* _EXERCISE INPUT_
□ □ □

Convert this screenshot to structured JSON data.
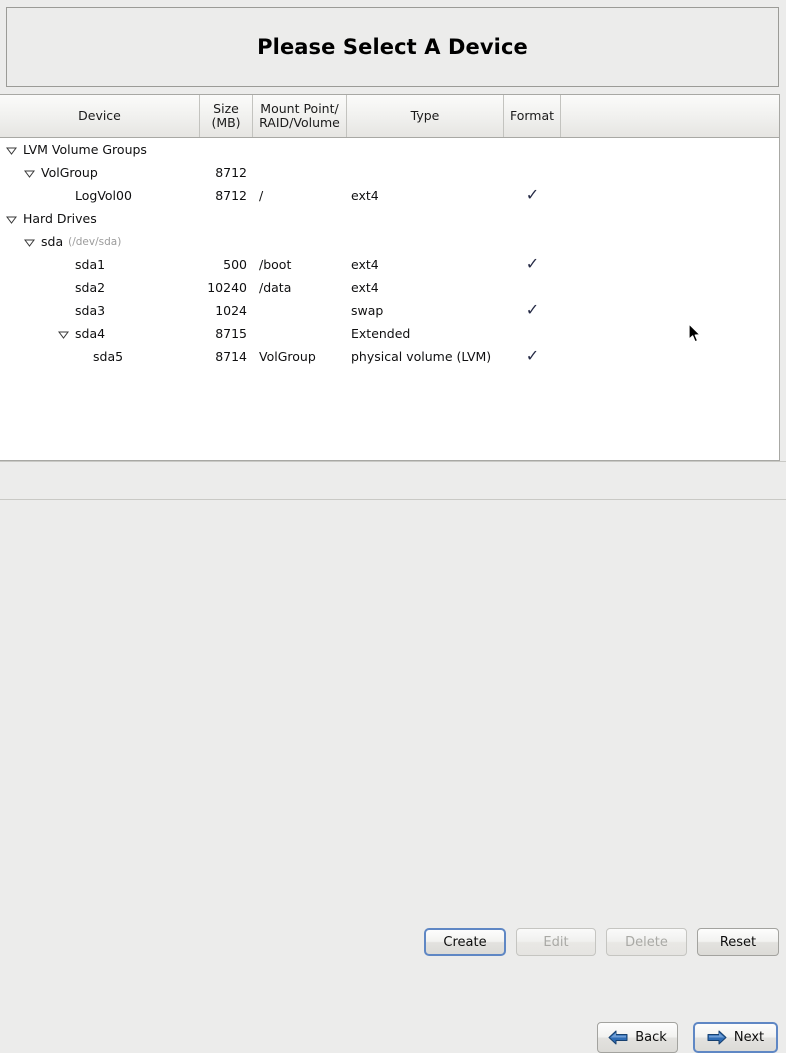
{
  "window": {
    "title": "Please Select A Device"
  },
  "table": {
    "columns": [
      {
        "label": "Device",
        "name": "column-header-device"
      },
      {
        "label": "Size\n(MB)",
        "name": "column-header-size"
      },
      {
        "label": "Mount Point/\nRAID/Volume",
        "name": "column-header-mount-point"
      },
      {
        "label": "Type",
        "name": "column-header-type"
      },
      {
        "label": "Format",
        "name": "column-header-format"
      },
      {
        "label": "",
        "name": "column-header-filler"
      }
    ],
    "rows": [
      {
        "device": "LVM Volume Groups",
        "path": "",
        "size": "",
        "mount": "",
        "type": "",
        "format": false,
        "indent": 0,
        "expander": "expanded"
      },
      {
        "device": "VolGroup",
        "path": "",
        "size": "8712",
        "mount": "",
        "type": "",
        "format": false,
        "indent": 1,
        "expander": "expanded"
      },
      {
        "device": "LogVol00",
        "path": "",
        "size": "8712",
        "mount": "/",
        "type": "ext4",
        "format": true,
        "indent": 2,
        "expander": "none"
      },
      {
        "device": "Hard Drives",
        "path": "",
        "size": "",
        "mount": "",
        "type": "",
        "format": false,
        "indent": 0,
        "expander": "expanded"
      },
      {
        "device": "sda",
        "path": "(/dev/sda)",
        "size": "",
        "mount": "",
        "type": "",
        "format": false,
        "indent": 1,
        "expander": "expanded"
      },
      {
        "device": "sda1",
        "path": "",
        "size": "500",
        "mount": "/boot",
        "type": "ext4",
        "format": true,
        "indent": 2,
        "expander": "none"
      },
      {
        "device": "sda2",
        "path": "",
        "size": "10240",
        "mount": "/data",
        "type": "ext4",
        "format": false,
        "indent": 2,
        "expander": "none"
      },
      {
        "device": "sda3",
        "path": "",
        "size": "1024",
        "mount": "",
        "type": "swap",
        "format": true,
        "indent": 2,
        "expander": "none"
      },
      {
        "device": "sda4",
        "path": "",
        "size": "8715",
        "mount": "",
        "type": "Extended",
        "format": false,
        "indent": 2,
        "expander": "expanded"
      },
      {
        "device": "sda5",
        "path": "",
        "size": "8714",
        "mount": "VolGroup",
        "type": "physical volume (LVM)",
        "format": true,
        "indent": 3,
        "expander": "none"
      }
    ],
    "check_glyph": "✓"
  },
  "actions": {
    "create": {
      "label": "Create",
      "enabled": true,
      "focused": true
    },
    "edit": {
      "label": "Edit",
      "enabled": false,
      "focused": false
    },
    "delete": {
      "label": "Delete",
      "enabled": false,
      "focused": false
    },
    "reset": {
      "label": "Reset",
      "enabled": true,
      "focused": false
    }
  },
  "navigation": {
    "back": {
      "label": "Back",
      "icon": "arrow-left-icon",
      "focused": false
    },
    "next": {
      "label": "Next",
      "icon": "arrow-right-icon",
      "focused": true
    }
  },
  "colors": {
    "window_bg": "#ececeb",
    "table_bg": "#ffffff",
    "border": "#a8a8a4",
    "focus_blue": "#5f87c4",
    "arrow_blue": "#2e6cb5",
    "check_navy": "#262b46",
    "muted_text": "#9b9b9b"
  }
}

□ □ □

* _WRITTEN TASK_
Output a faithful copy of the data, with each picture left out.

* _ANSWER FOR THE TASK_
Convert this screenshot to structured JSON data.
{
  "window": {
    "title": "Please Select A Device"
  },
  "table": {
    "columns": [
      {
        "label": "Device",
        "name": "column-header-device"
      },
      {
        "label": "Size\n(MB)",
        "name": "column-header-size"
      },
      {
        "label": "Mount Point/\nRAID/Volume",
        "name": "column-header-mount-point"
      },
      {
        "label": "Type",
        "name": "column-header-type"
      },
      {
        "label": "Format",
        "name": "column-header-format"
      },
      {
        "label": "",
        "name": "column-header-filler"
      }
    ],
    "rows": [
      {
        "device": "LVM Volume Groups",
        "path": "",
        "size": "",
        "mount": "",
        "type": "",
        "format": false,
        "indent": 0,
        "expander": "expanded"
      },
      {
        "device": "VolGroup",
        "path": "",
        "size": "8712",
        "mount": "",
        "type": "",
        "format": false,
        "indent": 1,
        "expander": "expanded"
      },
      {
        "device": "LogVol00",
        "path": "",
        "size": "8712",
        "mount": "/",
        "type": "ext4",
        "format": true,
        "indent": 2,
        "expander": "none"
      },
      {
        "device": "Hard Drives",
        "path": "",
        "size": "",
        "mount": "",
        "type": "",
        "format": false,
        "indent": 0,
        "expander": "expanded"
      },
      {
        "device": "sda",
        "path": "(/dev/sda)",
        "size": "",
        "mount": "",
        "type": "",
        "format": false,
        "indent": 1,
        "expander": "expanded"
      },
      {
        "device": "sda1",
        "path": "",
        "size": "500",
        "mount": "/boot",
        "type": "ext4",
        "format": true,
        "indent": 2,
        "expander": "none"
      },
      {
        "device": "sda2",
        "path": "",
        "size": "10240",
        "mount": "/data",
        "type": "ext4",
        "format": false,
        "indent": 2,
        "expander": "none"
      },
      {
        "device": "sda3",
        "path": "",
        "size": "1024",
        "mount": "",
        "type": "swap",
        "format": true,
        "indent": 2,
        "expander": "none"
      },
      {
        "device": "sda4",
        "path": "",
        "size": "8715",
        "mount": "",
        "type": "Extended",
        "format": false,
        "indent": 2,
        "expander": "expanded"
      },
      {
        "device": "sda5",
        "path": "",
        "size": "8714",
        "mount": "VolGroup",
        "type": "physical volume (LVM)",
        "format": true,
        "indent": 3,
        "expander": "none"
      }
    ],
    "check_glyph": "✓"
  },
  "actions": {
    "create": {
      "label": "Create",
      "enabled": true,
      "focused": true
    },
    "edit": {
      "label": "Edit",
      "enabled": false,
      "focused": false
    },
    "delete": {
      "label": "Delete",
      "enabled": false,
      "focused": false
    },
    "reset": {
      "label": "Reset",
      "enabled": true,
      "focused": false
    }
  },
  "navigation": {
    "back": {
      "label": "Back",
      "icon": "arrow-left-icon",
      "focused": false
    },
    "next": {
      "label": "Next",
      "icon": "arrow-right-icon",
      "focused": true
    }
  },
  "colors": {
    "window_bg": "#ececeb",
    "table_bg": "#ffffff",
    "border": "#a8a8a4",
    "focus_blue": "#5f87c4",
    "arrow_blue": "#2e6cb5",
    "check_navy": "#262b46",
    "muted_text": "#9b9b9b"
  }
}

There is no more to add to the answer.